## What is asked:
Output every line exactly as written. Leave out pictures.

— start Supplied entries —

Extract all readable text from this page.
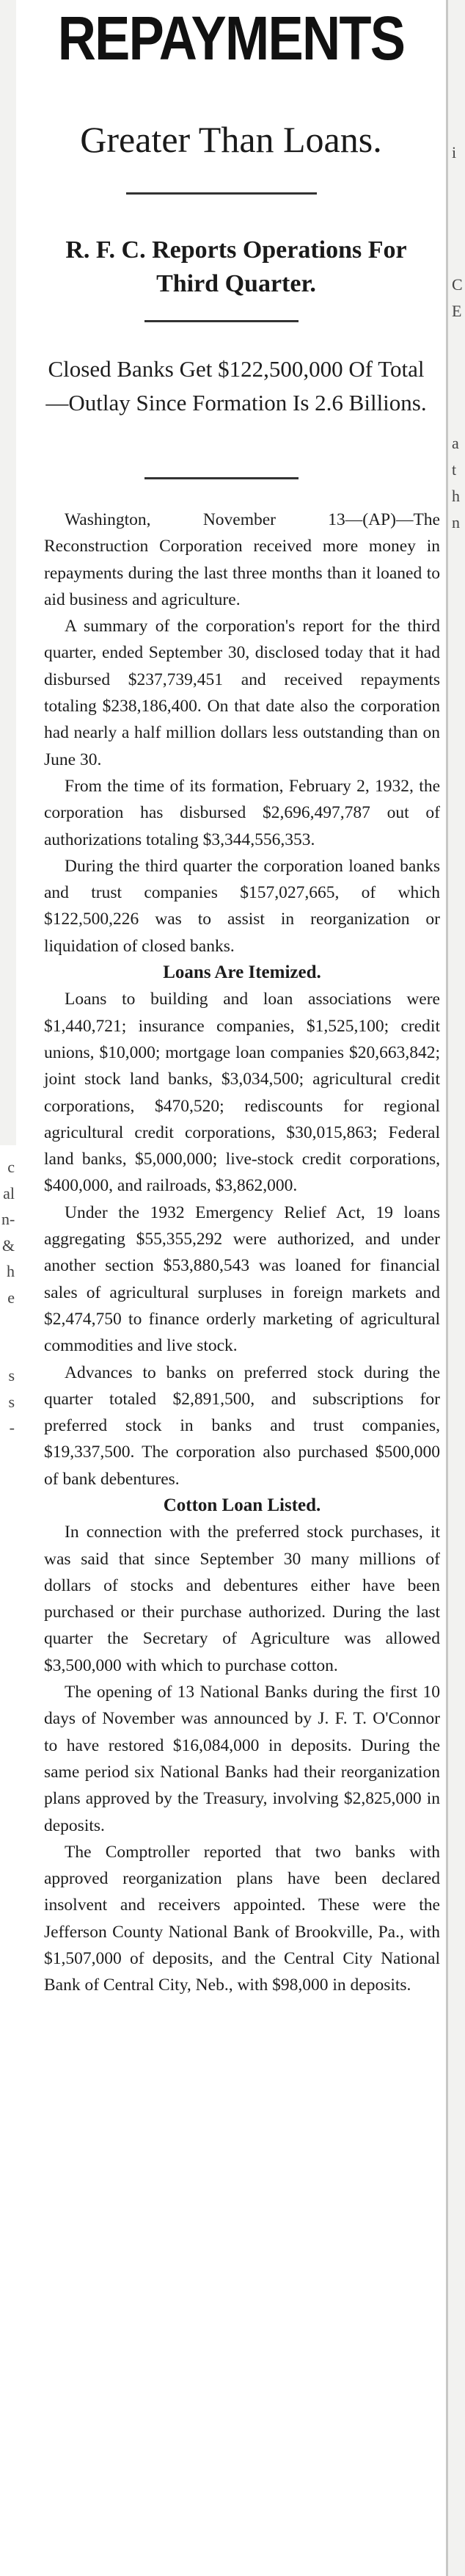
i
C
E
a
t
h
n
c
al
n-
&
h
e
s
s
-
REPAYMENTS
Greater Than Loans.
R. F. C. Reports Operations For Third Quarter.
Closed Banks Get $122,500,000 Of Total—Outlay Since Formation Is 2.6 Billions.

Washington, November 13—(AP)—The Reconstruction Corporation received more money in repayments during the last three months than it loaned to aid business and agriculture.

A summary of the corporation's report for the third quarter, ended September 30, disclosed today that it had disbursed $237,739,451 and received repayments totaling $238,186,400. On that date also the corporation had nearly a half million dollars less outstanding than on June 30.

From the time of its formation, February 2, 1932, the corporation has disbursed $2,696,497,787 out of authorizations totaling $3,344,556,353.

During the third quarter the corporation loaned banks and trust companies $157,027,665, of which $122,500,226 was to assist in reorganization or liquidation of closed banks.

Loans Are Itemized.

Loans to building and loan associations were $1,440,721; insurance companies, $1,525,100; credit unions, $10,000; mortgage loan companies $20,663,842; joint stock land banks, $3,034,500; agricultural credit corporations, $470,520; rediscounts for regional agricultural credit corporations, $30,015,863; Federal land banks, $5,000,000; live-stock credit corporations, $400,000, and railroads, $3,862,000.

Under the 1932 Emergency Relief Act, 19 loans aggregating $55,355,292 were authorized, and under another section $53,880,543 was loaned for financial sales of agricultural surpluses in foreign markets and $2,474,750 to finance orderly marketing of agricultural commodities and live stock.

Advances to banks on preferred stock during the quarter totaled $2,891,500, and subscriptions for preferred stock in banks and trust companies, $19,337,500. The corporation also purchased $500,000 of bank debentures.

Cotton Loan Listed.

In connection with the preferred stock purchases, it was said that since September 30 many millions of dollars of stocks and debentures either have been purchased or their purchase authorized. During the last quarter the Secretary of Agriculture was allowed $3,500,000 with which to purchase cotton.

The opening of 13 National Banks during the first 10 days of November was announced by J. F. T. O'Connor to have restored $16,084,000 in deposits. During the same period six National Banks had their reorganization plans approved by the Treasury, involving $2,825,000 in deposits.

The Comptroller reported that two banks with approved reorganization plans have been declared insolvent and receivers appointed. These were the Jefferson County National Bank of Brookville, Pa., with $1,507,000 of deposits, and the Central City National Bank of Central City, Neb., with $98,000 in deposits.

— end Supplied entries —

## Solution below:
Extract all readable text from this page.
i
C
E
a
t
h
n
c
al
n-
&
h
e
s
s
-
REPAYMENTS
Greater Than Loans.
R. F. C. Reports Operations For Third Quarter.
Closed Banks Get $122,500,000 Of Total—Outlay Since Formation Is 2.6 Billions.

Washington, November 13—(AP)—The Reconstruction Corporation received more money in repayments during the last three months than it loaned to aid business and agriculture.

A summary of the corporation's report for the third quarter, ended September 30, disclosed today that it had disbursed $237,739,451 and received repayments totaling $238,186,400. On that date also the corporation had nearly a half million dollars less outstanding than on June 30.

From the time of its formation, February 2, 1932, the corporation has disbursed $2,696,497,787 out of authorizations totaling $3,344,556,353.

During the third quarter the corporation loaned banks and trust companies $157,027,665, of which $122,500,226 was to assist in reorganization or liquidation of closed banks.

Loans Are Itemized.

Loans to building and loan associations were $1,440,721; insurance companies, $1,525,100; credit unions, $10,000; mortgage loan companies $20,663,842; joint stock land banks, $3,034,500; agricultural credit corporations, $470,520; rediscounts for regional agricultural credit corporations, $30,015,863; Federal land banks, $5,000,000; live-stock credit corporations, $400,000, and railroads, $3,862,000.

Under the 1932 Emergency Relief Act, 19 loans aggregating $55,355,292 were authorized, and under another section $53,880,543 was loaned for financial sales of agricultural surpluses in foreign markets and $2,474,750 to finance orderly marketing of agricultural commodities and live stock.

Advances to banks on preferred stock during the quarter totaled $2,891,500, and subscriptions for preferred stock in banks and trust companies, $19,337,500. The corporation also purchased $500,000 of bank debentures.

Cotton Loan Listed.

In connection with the preferred stock purchases, it was said that since September 30 many millions of dollars of stocks and debentures either have been purchased or their purchase authorized. During the last quarter the Secretary of Agriculture was allowed $3,500,000 with which to purchase cotton.

The opening of 13 National Banks during the first 10 days of November was announced by J. F. T. O'Connor to have restored $16,084,000 in deposits. During the same period six National Banks had their reorganization plans approved by the Treasury, involving $2,825,000 in deposits.

The Comptroller reported that two banks with approved reorganization plans have been declared insolvent and receivers appointed. These were the Jefferson County National Bank of Brookville, Pa., with $1,507,000 of deposits, and the Central City National Bank of Central City, Neb., with $98,000 in deposits.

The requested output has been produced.